Directions for this task: Gather all lines with "Корівник" from the records.

Data entries:

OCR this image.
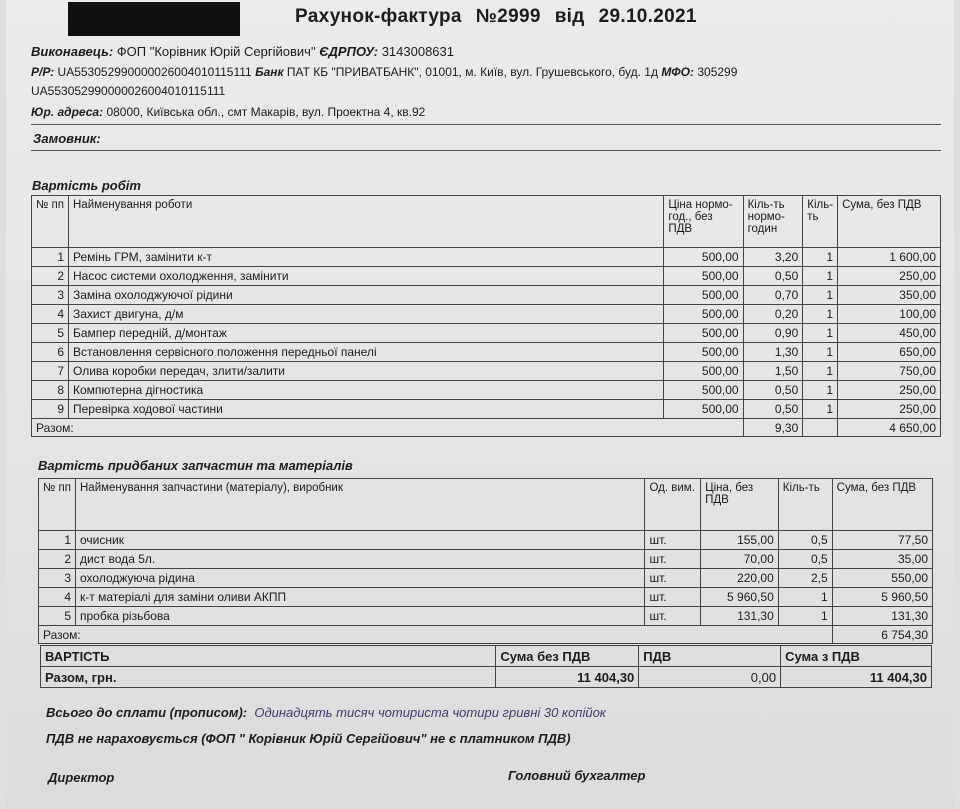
Рахунок-фактура №2999 від 29.10.2021
Виконавець: ФОП "Корівник Юрій Сергійович" ЄДРПОУ: 3143008631
Р/Р: UA553052990000026004010115111 Банк ПАТ КБ "ПРИВАТБАНК", 01001, м. Київ, вул. Грушевського, буд. 1д МФО: 305299
UA553052990000026004010115111
Юр. адреса: 08000, Київська обл., смт Макарів, вул. Проектна 4, кв.92
Замовник:
Вартість робіт
№ пп	Найменування роботи	Ціна нормо-год., без ПДВ	Кіль-ть нормо-годин	Кіль-ть	Сума, без ПДВ
1	Ремінь ГРМ, замінити к-т	500,00	3,20	1	1 600,00
2	Насос системи охолодження, замінити	500,00	0,50	1	250,00
3	Заміна охолоджуючої рідини	500,00	0,70	1	350,00
4	Захист двигуна, д/м	500,00	0,20	1	100,00
5	Бампер передній, д/монтаж	500,00	0,90	1	450,00
6	Встановлення сервісного положення передньої панелі	500,00	1,30	1	650,00
7	Олива коробки передач, злити/залити	500,00	1,50	1	750,00
8	Компютерна дігностика	500,00	0,50	1	250,00
9	Перевірка ходової частини	500,00	0,50	1	250,00
Разом:			9,30		4 650,00
Вартість придбаних запчастин та матеріалів
№ пп	Найменування запчастини (матеріалу), виробник	Од. вим.	Ціна, без ПДВ	Кіль-ть	Сума, без ПДВ
1	очисник	шт.	155,00	0,5	77,50
2	дист вода 5л.	шт.	70,00	0,5	35,00
3	охолоджуюча рідина	шт.	220,00	2,5	550,00
4	к-т матеріалі для заміни оливи АКПП	шт.	5 960,50	1	5 960,50
5	пробка різьбова	шт.	131,30	1	131,30
Разом:					6 754,30
ВАРТІСТЬ	Сума без ПДВ	ПДВ	Сума з ПДВ
Разом, грн.	11 404,30	0,00	11 404,30
Всього до сплати (прописом): Одинадцять тисяч чотириста чотири гривні 30 копійок
ПДВ не нараховується (ФОП " Корівник Юрій Сергійович" не є платником ПДВ)
Директор	Головний бухгалтер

Worked solution:
Виконавець: ФОП "Корівник Юрій Сергійович" ЄДРПОУ: 3143008631
ПДВ не нараховується (ФОП " Корівник Юрій Сергійович" не є платником ПДВ)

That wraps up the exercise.